(Raw records)
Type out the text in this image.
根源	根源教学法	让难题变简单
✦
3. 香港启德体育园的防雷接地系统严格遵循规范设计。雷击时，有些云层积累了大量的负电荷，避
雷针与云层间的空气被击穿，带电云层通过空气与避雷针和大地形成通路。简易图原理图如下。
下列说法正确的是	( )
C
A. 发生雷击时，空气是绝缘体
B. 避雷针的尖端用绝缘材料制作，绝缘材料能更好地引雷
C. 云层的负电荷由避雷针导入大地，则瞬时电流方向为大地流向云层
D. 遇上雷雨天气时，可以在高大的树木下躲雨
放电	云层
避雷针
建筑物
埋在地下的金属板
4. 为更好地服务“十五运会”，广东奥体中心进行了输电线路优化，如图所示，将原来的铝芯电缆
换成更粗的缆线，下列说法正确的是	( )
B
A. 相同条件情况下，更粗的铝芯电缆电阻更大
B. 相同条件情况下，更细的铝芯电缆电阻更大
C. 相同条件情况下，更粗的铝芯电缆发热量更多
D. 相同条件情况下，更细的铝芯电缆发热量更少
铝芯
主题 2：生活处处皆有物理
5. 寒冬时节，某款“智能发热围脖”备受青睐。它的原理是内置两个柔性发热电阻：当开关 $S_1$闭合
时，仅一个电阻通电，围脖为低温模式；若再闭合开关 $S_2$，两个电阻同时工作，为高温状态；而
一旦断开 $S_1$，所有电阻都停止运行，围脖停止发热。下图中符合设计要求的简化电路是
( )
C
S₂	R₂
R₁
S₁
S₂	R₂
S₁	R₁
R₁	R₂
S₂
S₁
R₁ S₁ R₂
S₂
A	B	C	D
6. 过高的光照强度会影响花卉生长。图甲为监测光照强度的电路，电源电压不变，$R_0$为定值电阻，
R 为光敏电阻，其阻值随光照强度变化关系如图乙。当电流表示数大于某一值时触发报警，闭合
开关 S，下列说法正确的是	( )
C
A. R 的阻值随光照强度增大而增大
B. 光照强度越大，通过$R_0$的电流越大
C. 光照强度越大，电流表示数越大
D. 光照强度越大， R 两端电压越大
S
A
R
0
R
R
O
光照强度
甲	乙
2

Written exercise>
Gather each line in the data that holds the string "相同条件情况下".

Written reply>
A. 相同条件情况下，更粗的铝芯电缆电阻更大
B. 相同条件情况下，更细的铝芯电缆电阻更大
C. 相同条件情况下，更粗的铝芯电缆发热量更多
D. 相同条件情况下，更细的铝芯电缆发热量更少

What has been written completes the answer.